- _Direction_
List each line holding the string "this".

:: Entries supplied ::

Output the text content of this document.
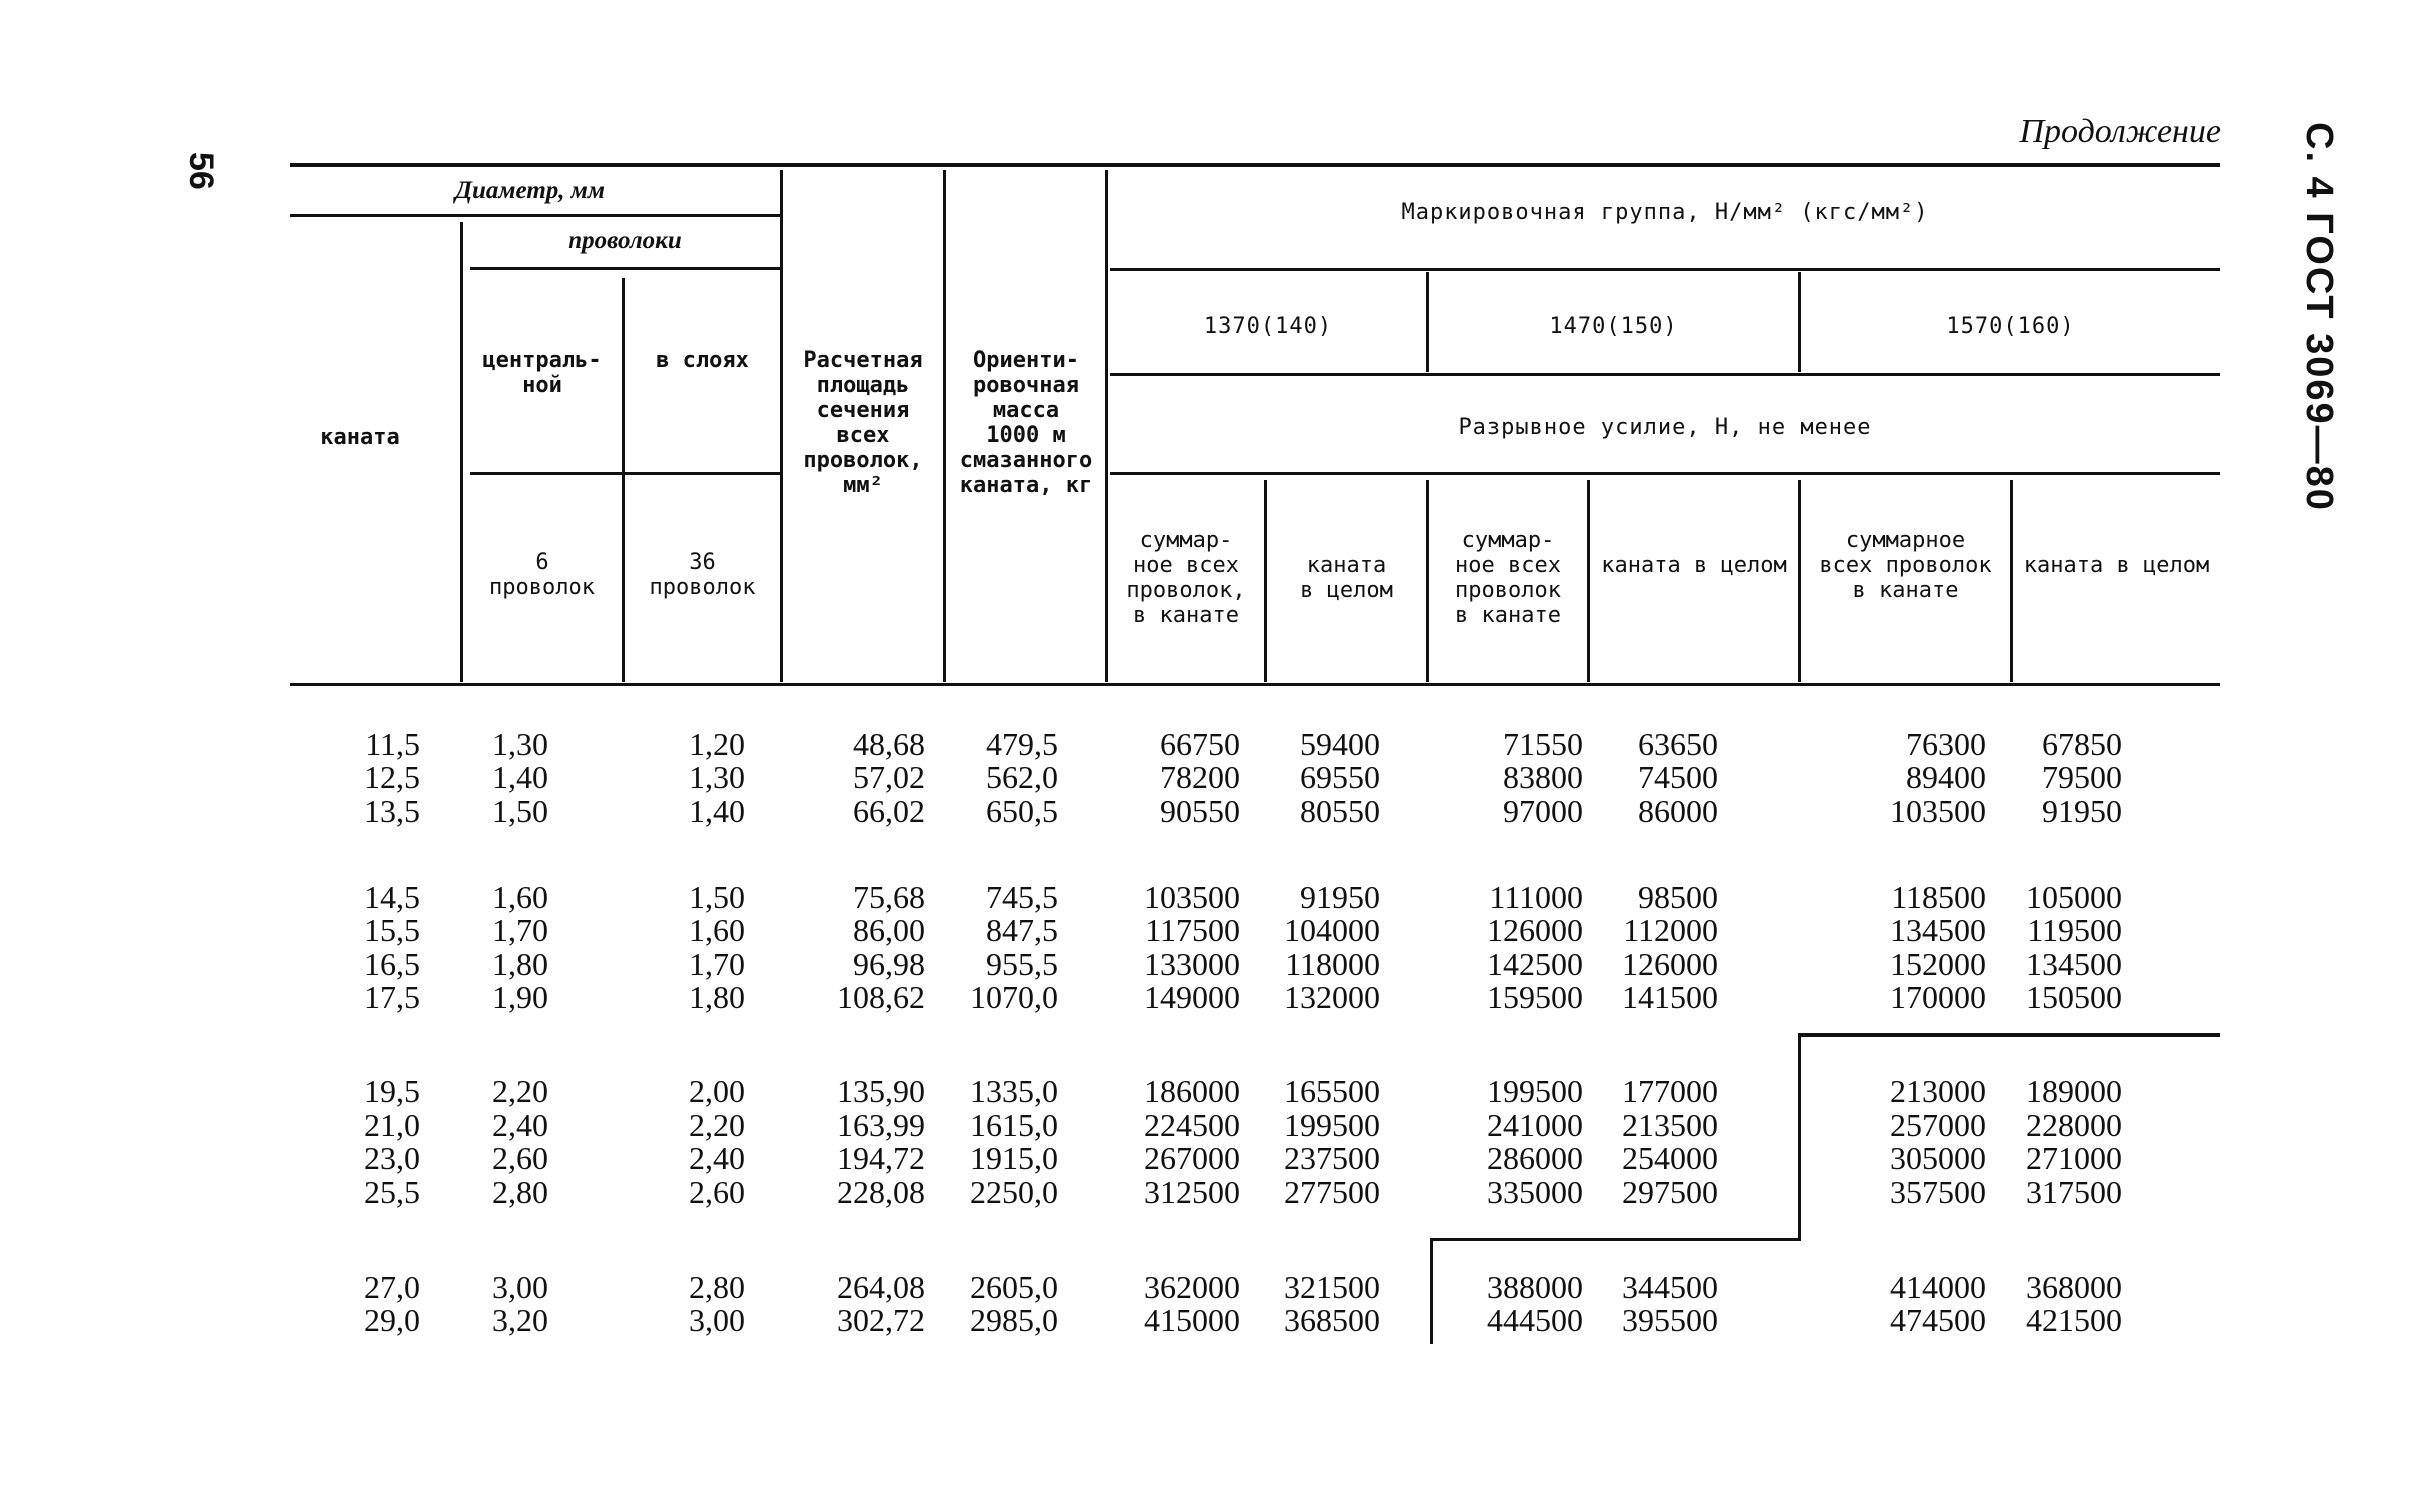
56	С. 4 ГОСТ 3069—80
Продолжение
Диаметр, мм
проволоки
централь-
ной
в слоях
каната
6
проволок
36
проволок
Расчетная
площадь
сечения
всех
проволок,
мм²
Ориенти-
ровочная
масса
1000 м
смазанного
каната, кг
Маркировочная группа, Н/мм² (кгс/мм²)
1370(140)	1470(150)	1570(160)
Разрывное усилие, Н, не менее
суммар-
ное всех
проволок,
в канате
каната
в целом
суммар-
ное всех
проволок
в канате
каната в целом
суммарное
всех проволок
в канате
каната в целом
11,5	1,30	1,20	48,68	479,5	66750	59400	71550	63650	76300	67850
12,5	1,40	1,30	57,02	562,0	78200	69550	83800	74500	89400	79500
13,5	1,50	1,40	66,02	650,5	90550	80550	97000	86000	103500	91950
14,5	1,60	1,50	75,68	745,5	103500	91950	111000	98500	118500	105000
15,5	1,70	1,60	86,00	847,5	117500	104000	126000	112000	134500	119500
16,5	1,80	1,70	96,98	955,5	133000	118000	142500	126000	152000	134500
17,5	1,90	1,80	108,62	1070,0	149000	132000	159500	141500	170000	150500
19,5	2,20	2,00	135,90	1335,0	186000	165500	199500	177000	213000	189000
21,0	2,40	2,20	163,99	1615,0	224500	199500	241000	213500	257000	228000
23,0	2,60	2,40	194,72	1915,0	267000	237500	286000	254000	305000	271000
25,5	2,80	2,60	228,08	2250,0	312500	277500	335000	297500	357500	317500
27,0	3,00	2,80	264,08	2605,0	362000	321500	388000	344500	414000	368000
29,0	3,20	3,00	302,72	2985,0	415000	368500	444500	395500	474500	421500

:::
:: Entries supplied ::

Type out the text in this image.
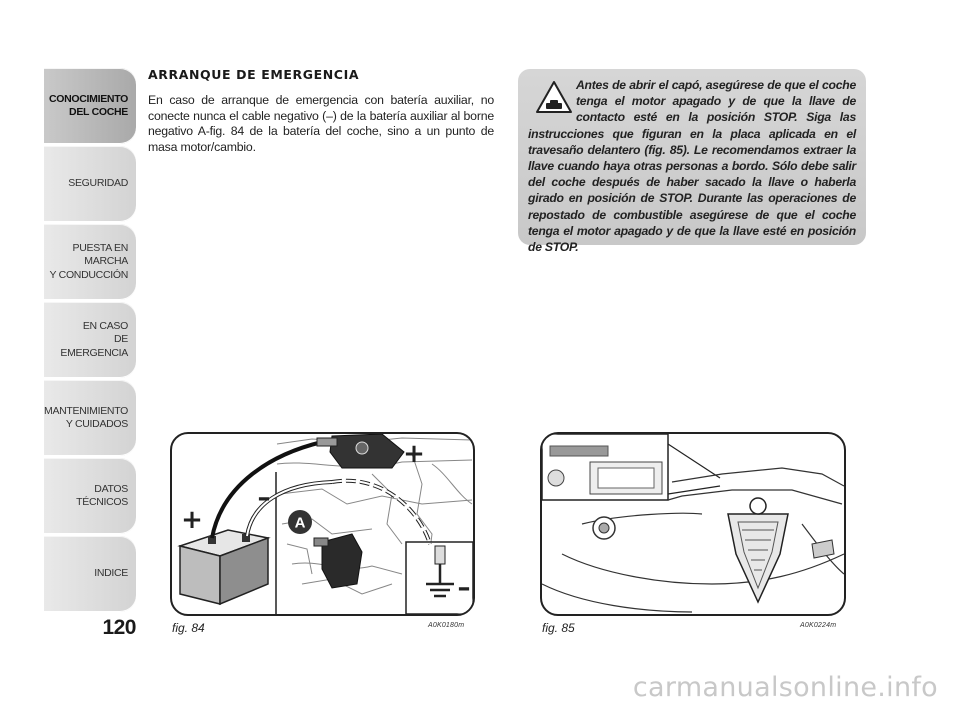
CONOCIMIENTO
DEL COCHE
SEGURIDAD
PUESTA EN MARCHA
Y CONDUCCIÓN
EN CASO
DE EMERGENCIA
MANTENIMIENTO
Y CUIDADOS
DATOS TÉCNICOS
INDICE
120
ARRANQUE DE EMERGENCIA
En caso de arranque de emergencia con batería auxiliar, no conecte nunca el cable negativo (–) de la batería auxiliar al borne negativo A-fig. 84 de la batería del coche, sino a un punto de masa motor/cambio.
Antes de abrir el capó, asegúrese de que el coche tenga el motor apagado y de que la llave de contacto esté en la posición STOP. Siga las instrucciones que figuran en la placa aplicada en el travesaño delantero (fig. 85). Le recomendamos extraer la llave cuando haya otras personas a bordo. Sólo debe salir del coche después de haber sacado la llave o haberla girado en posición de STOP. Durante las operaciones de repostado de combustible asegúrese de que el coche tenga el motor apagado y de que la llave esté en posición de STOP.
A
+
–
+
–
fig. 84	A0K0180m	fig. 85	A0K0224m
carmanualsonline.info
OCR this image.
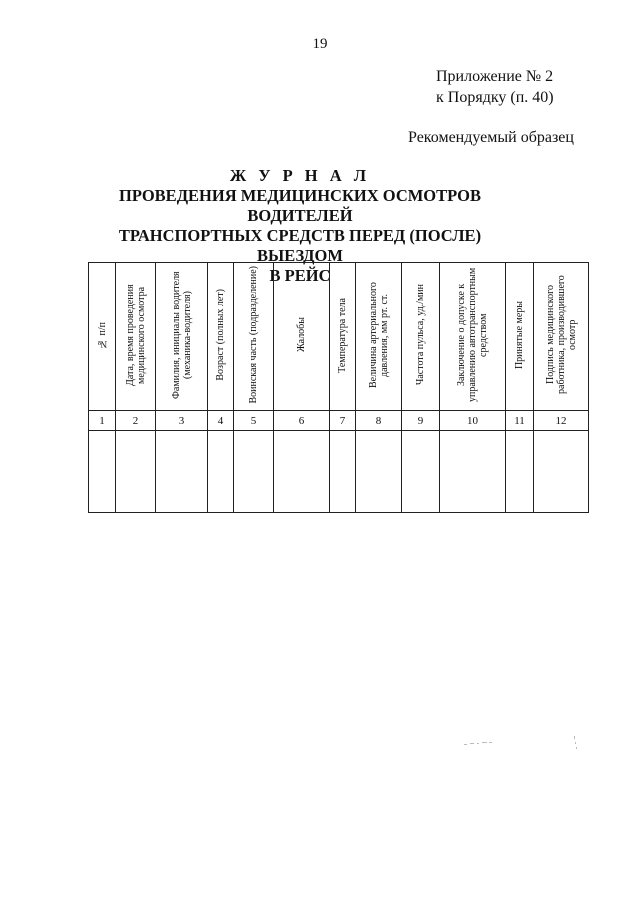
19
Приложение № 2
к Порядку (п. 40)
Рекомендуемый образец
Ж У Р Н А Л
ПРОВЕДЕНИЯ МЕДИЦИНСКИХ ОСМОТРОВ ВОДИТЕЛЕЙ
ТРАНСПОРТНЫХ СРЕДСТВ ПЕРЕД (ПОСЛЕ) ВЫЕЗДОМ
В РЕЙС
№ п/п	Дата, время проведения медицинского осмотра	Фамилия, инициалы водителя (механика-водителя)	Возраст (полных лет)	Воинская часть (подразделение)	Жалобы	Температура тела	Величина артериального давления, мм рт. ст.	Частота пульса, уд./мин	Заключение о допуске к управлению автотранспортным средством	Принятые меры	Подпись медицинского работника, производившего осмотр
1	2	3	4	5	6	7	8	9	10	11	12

:::

- _In response_
Output the text content of this document.
Type out the text in this image.
OCR this image.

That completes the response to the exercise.